_Task requirements_. Please repeat every one of the entries below word for word, keeping each line in its original order.

--- Begin ---

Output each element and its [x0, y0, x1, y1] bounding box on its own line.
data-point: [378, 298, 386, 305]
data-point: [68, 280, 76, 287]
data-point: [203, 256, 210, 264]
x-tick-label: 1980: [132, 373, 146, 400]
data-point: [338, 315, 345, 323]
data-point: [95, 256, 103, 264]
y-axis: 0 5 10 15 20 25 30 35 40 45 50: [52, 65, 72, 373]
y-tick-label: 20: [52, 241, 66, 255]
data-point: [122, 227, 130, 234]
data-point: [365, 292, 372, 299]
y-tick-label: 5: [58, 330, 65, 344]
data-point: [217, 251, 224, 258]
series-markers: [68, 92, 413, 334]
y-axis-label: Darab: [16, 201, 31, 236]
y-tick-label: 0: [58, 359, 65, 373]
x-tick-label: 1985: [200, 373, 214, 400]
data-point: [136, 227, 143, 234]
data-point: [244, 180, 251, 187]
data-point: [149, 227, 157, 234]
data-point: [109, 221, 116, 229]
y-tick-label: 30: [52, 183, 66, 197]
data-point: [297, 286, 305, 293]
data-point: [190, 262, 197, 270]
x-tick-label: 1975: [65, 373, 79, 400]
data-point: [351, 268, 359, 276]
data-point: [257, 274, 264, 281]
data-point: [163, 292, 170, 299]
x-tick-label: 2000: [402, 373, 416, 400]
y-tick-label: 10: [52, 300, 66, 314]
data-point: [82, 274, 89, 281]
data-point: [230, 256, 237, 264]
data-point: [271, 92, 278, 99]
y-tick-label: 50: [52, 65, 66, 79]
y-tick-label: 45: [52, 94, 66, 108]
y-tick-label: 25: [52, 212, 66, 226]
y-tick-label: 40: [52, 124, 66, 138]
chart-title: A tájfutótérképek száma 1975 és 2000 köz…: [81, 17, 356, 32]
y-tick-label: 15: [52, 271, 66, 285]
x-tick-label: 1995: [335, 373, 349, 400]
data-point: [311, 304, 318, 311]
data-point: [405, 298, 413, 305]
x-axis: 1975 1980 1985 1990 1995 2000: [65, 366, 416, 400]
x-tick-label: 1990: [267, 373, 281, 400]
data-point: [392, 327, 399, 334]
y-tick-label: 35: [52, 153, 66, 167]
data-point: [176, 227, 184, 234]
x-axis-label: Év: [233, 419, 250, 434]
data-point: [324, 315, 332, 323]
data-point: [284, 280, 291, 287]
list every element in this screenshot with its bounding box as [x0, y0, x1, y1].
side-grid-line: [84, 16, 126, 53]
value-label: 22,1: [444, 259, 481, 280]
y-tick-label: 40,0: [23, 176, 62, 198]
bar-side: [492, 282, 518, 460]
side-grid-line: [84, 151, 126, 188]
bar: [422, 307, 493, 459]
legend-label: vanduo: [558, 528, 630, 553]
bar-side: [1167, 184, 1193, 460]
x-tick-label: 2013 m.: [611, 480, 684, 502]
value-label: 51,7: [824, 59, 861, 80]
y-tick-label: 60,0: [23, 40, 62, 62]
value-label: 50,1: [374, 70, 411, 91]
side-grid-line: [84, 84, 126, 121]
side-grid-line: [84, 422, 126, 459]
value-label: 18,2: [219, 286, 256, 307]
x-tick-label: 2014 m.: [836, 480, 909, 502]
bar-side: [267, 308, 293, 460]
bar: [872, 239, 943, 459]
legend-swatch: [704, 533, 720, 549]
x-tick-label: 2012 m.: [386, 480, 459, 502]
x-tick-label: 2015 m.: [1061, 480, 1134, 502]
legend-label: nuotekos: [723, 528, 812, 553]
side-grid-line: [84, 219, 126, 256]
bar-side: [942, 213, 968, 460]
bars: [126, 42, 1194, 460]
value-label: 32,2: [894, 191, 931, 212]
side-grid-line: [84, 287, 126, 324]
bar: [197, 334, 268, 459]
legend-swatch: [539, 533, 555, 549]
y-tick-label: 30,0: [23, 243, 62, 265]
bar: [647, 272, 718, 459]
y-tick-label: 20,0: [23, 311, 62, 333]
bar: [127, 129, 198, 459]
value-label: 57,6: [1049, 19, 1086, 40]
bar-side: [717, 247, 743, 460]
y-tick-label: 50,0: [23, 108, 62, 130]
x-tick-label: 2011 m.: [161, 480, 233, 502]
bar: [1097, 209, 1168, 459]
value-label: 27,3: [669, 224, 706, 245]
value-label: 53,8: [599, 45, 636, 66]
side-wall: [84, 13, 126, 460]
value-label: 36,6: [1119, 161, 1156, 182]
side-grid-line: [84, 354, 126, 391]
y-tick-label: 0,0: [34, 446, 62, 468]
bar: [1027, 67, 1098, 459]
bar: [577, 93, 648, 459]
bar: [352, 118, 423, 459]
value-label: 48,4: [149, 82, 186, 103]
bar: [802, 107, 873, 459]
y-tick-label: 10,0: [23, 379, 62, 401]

--- End ---

_Complete output_.
Output each element and its [x0, y0, x1, y1] bounding box on its own line.
data-point: [378, 298, 386, 305]
data-point: [68, 280, 76, 287]
data-point: [203, 256, 210, 264]
x-tick-label: 1980: [132, 373, 146, 400]
data-point: [338, 315, 345, 323]
data-point: [95, 256, 103, 264]
y-axis: 0 5 10 15 20 25 30 35 40 45 50: [52, 65, 72, 373]
y-tick-label: 20: [52, 241, 66, 255]
data-point: [122, 227, 130, 234]
data-point: [365, 292, 372, 299]
y-tick-label: 5: [58, 330, 65, 344]
data-point: [217, 251, 224, 258]
series-markers: [68, 92, 413, 334]
y-axis-label: Darab: [16, 201, 31, 236]
y-tick-label: 0: [58, 359, 65, 373]
x-tick-label: 1985: [200, 373, 214, 400]
data-point: [136, 227, 143, 234]
data-point: [244, 180, 251, 187]
data-point: [149, 227, 157, 234]
data-point: [109, 221, 116, 229]
y-tick-label: 30: [52, 183, 66, 197]
data-point: [297, 286, 305, 293]
data-point: [190, 262, 197, 270]
x-tick-label: 1975: [65, 373, 79, 400]
data-point: [351, 268, 359, 276]
data-point: [257, 274, 264, 281]
data-point: [163, 292, 170, 299]
x-tick-label: 2000: [402, 373, 416, 400]
y-tick-label: 10: [52, 300, 66, 314]
data-point: [82, 274, 89, 281]
data-point: [230, 256, 237, 264]
data-point: [271, 92, 278, 99]
y-tick-label: 50: [52, 65, 66, 79]
y-tick-label: 45: [52, 94, 66, 108]
y-tick-label: 25: [52, 212, 66, 226]
y-tick-label: 40: [52, 124, 66, 138]
chart-title: A tájfutótérképek száma 1975 és 2000 köz…: [81, 17, 356, 32]
y-tick-label: 15: [52, 271, 66, 285]
x-tick-label: 1995: [335, 373, 349, 400]
data-point: [311, 304, 318, 311]
data-point: [405, 298, 413, 305]
x-axis: 1975 1980 1985 1990 1995 2000: [65, 366, 416, 400]
x-tick-label: 1990: [267, 373, 281, 400]
data-point: [392, 327, 399, 334]
y-tick-label: 35: [52, 153, 66, 167]
data-point: [176, 227, 184, 234]
x-axis-label: Év: [233, 419, 250, 434]
data-point: [324, 315, 332, 323]
data-point: [284, 280, 291, 287]
list every element in this screenshot with its bounding box as [x0, y0, x1, y1].
side-grid-line: [84, 16, 126, 53]
value-label: 22,1: [444, 259, 481, 280]
y-tick-label: 40,0: [23, 176, 62, 198]
bar-side: [492, 282, 518, 460]
side-grid-line: [84, 151, 126, 188]
bar: [422, 307, 493, 459]
legend-label: vanduo: [558, 528, 630, 553]
bar-side: [1167, 184, 1193, 460]
x-tick-label: 2013 m.: [611, 480, 684, 502]
value-label: 51,7: [824, 59, 861, 80]
y-tick-label: 60,0: [23, 40, 62, 62]
value-label: 50,1: [374, 70, 411, 91]
side-grid-line: [84, 84, 126, 121]
side-grid-line: [84, 422, 126, 459]
value-label: 18,2: [219, 286, 256, 307]
x-tick-label: 2014 m.: [836, 480, 909, 502]
bar-side: [267, 308, 293, 460]
bar: [872, 239, 943, 459]
legend-swatch: [704, 533, 720, 549]
x-tick-label: 2012 m.: [386, 480, 459, 502]
x-tick-label: 2015 m.: [1061, 480, 1134, 502]
legend-label: nuotekos: [723, 528, 812, 553]
side-grid-line: [84, 219, 126, 256]
bar-side: [942, 213, 968, 460]
bars: [126, 42, 1194, 460]
value-label: 32,2: [894, 191, 931, 212]
side-grid-line: [84, 287, 126, 324]
bar: [197, 334, 268, 459]
legend-swatch: [539, 533, 555, 549]
y-tick-label: 30,0: [23, 243, 62, 265]
bar: [647, 272, 718, 459]
y-tick-label: 20,0: [23, 311, 62, 333]
bar: [127, 129, 198, 459]
value-label: 57,6: [1049, 19, 1086, 40]
bar-side: [717, 247, 743, 460]
y-tick-label: 50,0: [23, 108, 62, 130]
x-tick-label: 2011 m.: [161, 480, 233, 502]
bar: [1097, 209, 1168, 459]
value-label: 27,3: [669, 224, 706, 245]
value-label: 53,8: [599, 45, 636, 66]
side-wall: [84, 13, 126, 460]
value-label: 36,6: [1119, 161, 1156, 182]
side-grid-line: [84, 354, 126, 391]
y-tick-label: 0,0: [34, 446, 62, 468]
bar: [1027, 67, 1098, 459]
bar: [577, 93, 648, 459]
bar: [352, 118, 423, 459]
value-label: 48,4: [149, 82, 186, 103]
bar: [802, 107, 873, 459]
y-tick-label: 10,0: [23, 379, 62, 401]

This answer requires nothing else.